→ **Stored records**:
☆ ☆ ☆ ☆ ☆ ☆ ☆

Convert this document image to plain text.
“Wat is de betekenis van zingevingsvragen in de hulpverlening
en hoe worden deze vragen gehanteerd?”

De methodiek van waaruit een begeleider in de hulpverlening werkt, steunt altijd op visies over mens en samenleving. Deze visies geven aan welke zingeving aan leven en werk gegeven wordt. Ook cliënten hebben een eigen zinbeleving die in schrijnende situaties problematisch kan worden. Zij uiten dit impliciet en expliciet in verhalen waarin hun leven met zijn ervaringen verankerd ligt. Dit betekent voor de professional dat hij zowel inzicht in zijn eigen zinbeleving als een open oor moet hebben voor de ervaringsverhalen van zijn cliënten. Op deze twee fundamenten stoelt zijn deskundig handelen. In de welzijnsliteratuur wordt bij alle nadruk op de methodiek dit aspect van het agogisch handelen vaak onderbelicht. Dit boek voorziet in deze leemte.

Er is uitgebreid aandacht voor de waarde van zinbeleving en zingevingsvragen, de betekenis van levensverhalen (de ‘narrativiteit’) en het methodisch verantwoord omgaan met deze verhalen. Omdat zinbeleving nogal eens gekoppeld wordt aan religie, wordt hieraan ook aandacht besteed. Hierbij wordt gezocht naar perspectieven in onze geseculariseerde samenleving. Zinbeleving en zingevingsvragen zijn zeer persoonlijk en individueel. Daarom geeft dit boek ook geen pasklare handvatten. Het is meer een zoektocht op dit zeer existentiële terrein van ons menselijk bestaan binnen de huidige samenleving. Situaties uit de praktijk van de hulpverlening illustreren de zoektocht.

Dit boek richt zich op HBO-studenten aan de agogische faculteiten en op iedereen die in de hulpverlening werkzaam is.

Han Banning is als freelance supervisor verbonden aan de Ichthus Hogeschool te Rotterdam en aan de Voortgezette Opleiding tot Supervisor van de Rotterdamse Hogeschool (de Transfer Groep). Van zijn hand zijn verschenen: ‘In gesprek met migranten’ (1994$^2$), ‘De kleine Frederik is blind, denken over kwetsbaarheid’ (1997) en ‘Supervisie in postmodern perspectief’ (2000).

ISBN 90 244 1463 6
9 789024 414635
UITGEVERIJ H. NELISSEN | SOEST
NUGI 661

☆ ☆ ☆ ☆ ☆ ☆ ☆

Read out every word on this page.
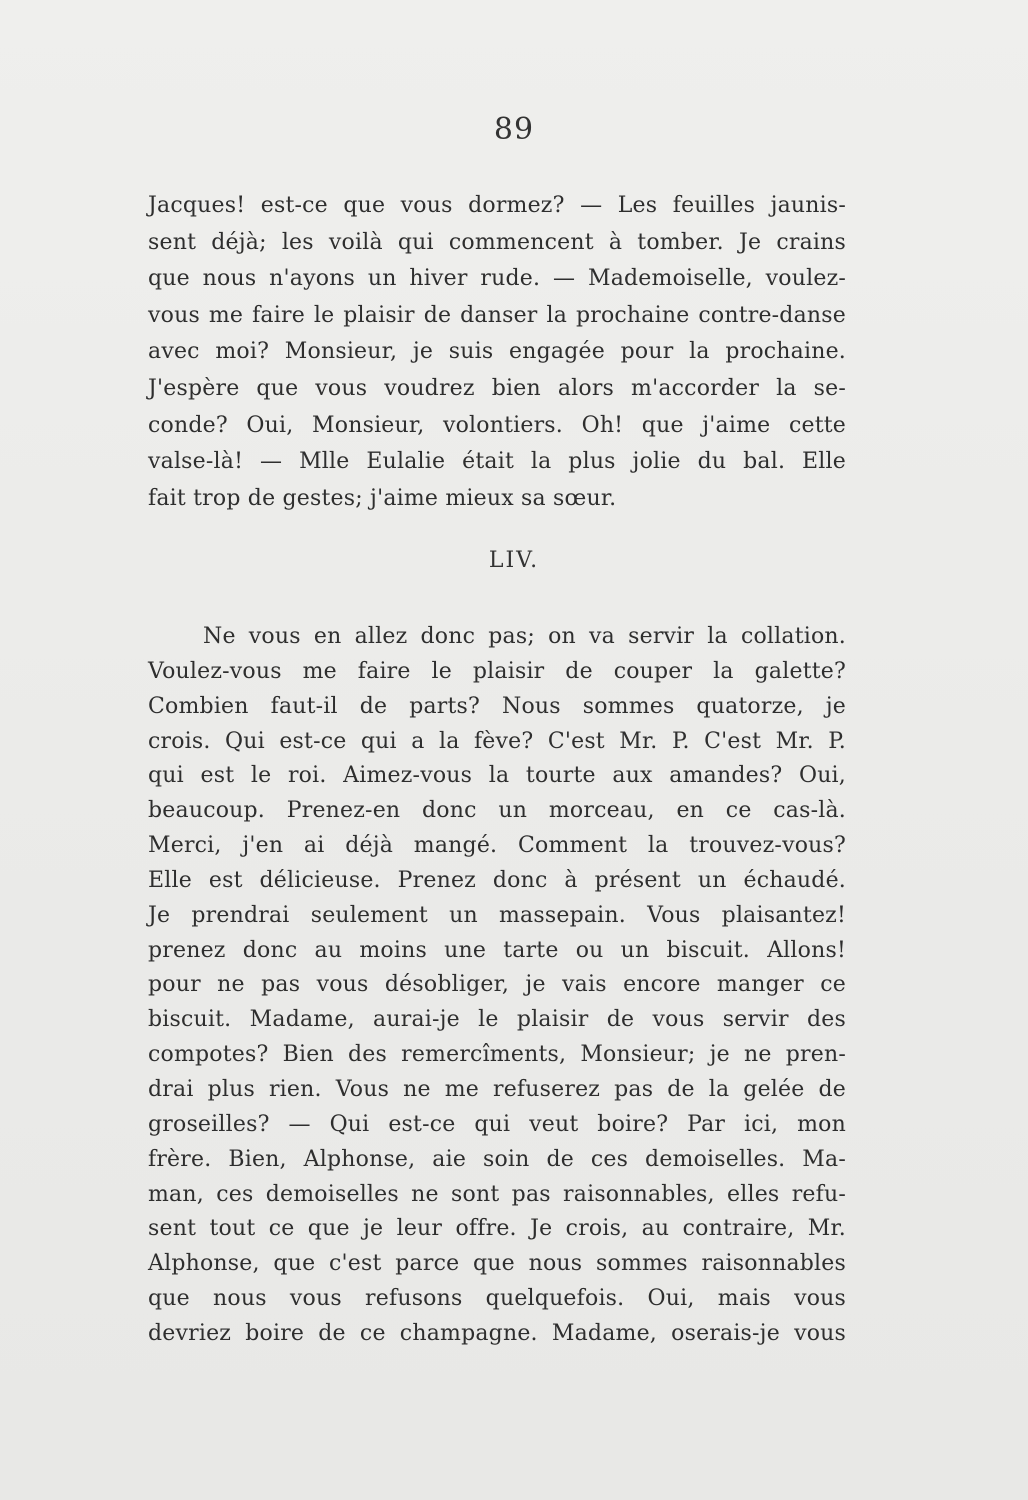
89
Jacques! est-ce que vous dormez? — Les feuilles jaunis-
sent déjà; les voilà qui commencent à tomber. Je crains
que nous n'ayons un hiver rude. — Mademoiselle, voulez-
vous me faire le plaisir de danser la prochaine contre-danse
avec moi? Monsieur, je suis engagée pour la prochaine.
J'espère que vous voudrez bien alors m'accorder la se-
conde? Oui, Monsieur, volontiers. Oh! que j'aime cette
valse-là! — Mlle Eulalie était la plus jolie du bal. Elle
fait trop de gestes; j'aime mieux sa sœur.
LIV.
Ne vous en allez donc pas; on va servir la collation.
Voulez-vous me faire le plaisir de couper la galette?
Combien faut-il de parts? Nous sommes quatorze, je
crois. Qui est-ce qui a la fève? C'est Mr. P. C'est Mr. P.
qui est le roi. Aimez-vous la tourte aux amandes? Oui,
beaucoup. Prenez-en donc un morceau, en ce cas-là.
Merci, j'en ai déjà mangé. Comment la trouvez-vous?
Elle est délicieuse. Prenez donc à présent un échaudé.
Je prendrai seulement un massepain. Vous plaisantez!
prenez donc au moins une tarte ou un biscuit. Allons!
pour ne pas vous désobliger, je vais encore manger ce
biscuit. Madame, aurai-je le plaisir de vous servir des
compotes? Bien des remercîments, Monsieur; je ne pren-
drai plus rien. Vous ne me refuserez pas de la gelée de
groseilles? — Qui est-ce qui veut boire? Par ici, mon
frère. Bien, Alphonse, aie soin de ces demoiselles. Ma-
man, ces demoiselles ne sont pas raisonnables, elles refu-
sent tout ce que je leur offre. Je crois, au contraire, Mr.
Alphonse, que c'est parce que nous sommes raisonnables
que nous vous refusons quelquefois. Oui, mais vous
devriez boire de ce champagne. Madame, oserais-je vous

☆ ☆ ☆ ☆ ☆ ☆ ☆

→ **Task goal**: In the material above, find the lines that contain "raisonnables" and show them.

→ **Correct result**:
man, ces demoiselles ne sont pas raisonnables, elles refu-
Alphonse, que c'est parce que nous sommes raisonnables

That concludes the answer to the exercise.